• Requirements
Copy every record exactly, and keep the pictures out.
┏━━
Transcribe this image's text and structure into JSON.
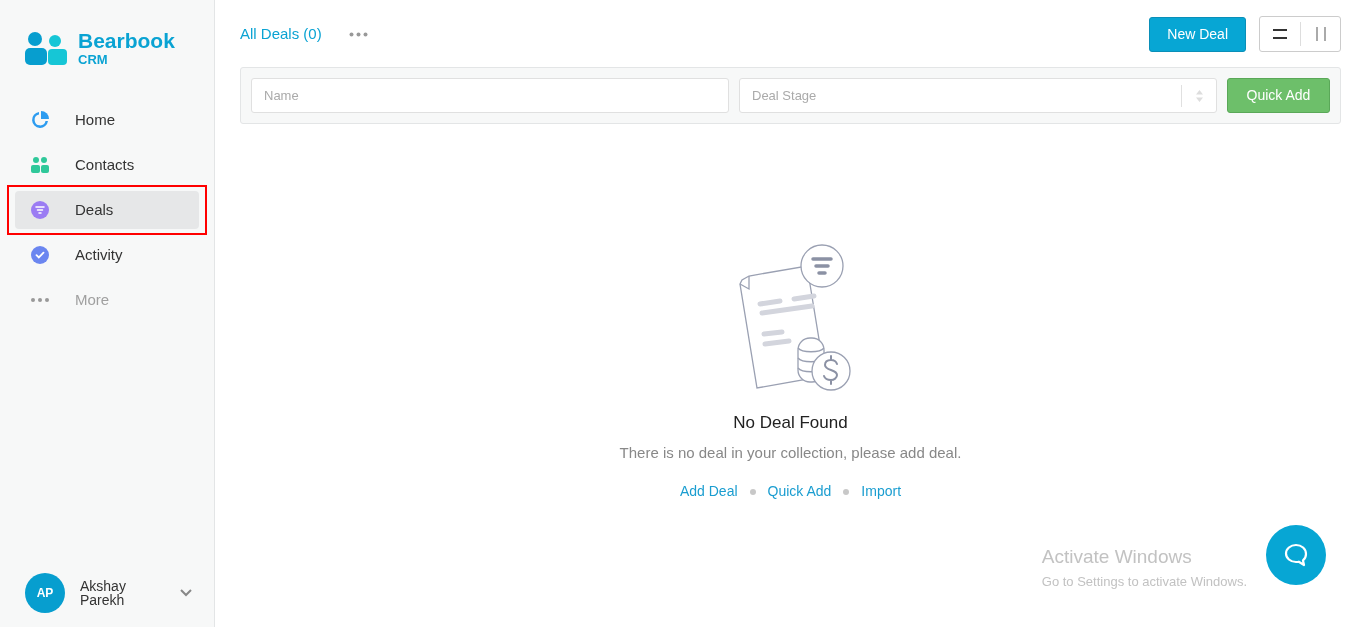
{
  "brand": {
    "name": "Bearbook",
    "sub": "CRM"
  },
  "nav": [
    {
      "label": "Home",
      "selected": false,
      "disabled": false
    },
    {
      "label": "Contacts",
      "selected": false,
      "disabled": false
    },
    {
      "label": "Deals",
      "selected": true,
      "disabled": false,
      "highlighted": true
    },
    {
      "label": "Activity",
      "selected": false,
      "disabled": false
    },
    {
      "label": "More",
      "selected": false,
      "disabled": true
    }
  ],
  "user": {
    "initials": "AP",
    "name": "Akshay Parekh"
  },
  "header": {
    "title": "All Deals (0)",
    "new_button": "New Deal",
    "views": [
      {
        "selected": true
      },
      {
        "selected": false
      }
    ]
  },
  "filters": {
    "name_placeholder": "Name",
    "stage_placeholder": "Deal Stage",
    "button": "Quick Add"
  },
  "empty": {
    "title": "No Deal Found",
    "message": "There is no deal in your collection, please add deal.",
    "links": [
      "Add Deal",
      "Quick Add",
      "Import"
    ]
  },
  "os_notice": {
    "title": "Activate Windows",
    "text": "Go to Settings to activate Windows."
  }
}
┗━━
• Full output
Transcribe this image's text and structure into JSON.
{
  "brand": {
    "name": "Bearbook",
    "sub": "CRM"
  },
  "nav": [
    {
      "label": "Home",
      "selected": false,
      "disabled": false
    },
    {
      "label": "Contacts",
      "selected": false,
      "disabled": false
    },
    {
      "label": "Deals",
      "selected": true,
      "disabled": false,
      "highlighted": true
    },
    {
      "label": "Activity",
      "selected": false,
      "disabled": false
    },
    {
      "label": "More",
      "selected": false,
      "disabled": true
    }
  ],
  "user": {
    "initials": "AP",
    "name": "Akshay Parekh"
  },
  "header": {
    "title": "All Deals (0)",
    "new_button": "New Deal",
    "views": [
      {
        "selected": true
      },
      {
        "selected": false
      }
    ]
  },
  "filters": {
    "name_placeholder": "Name",
    "stage_placeholder": "Deal Stage",
    "button": "Quick Add"
  },
  "empty": {
    "title": "No Deal Found",
    "message": "There is no deal in your collection, please add deal.",
    "links": [
      "Add Deal",
      "Quick Add",
      "Import"
    ]
  },
  "os_notice": {
    "title": "Activate Windows",
    "text": "Go to Settings to activate Windows."
  }
}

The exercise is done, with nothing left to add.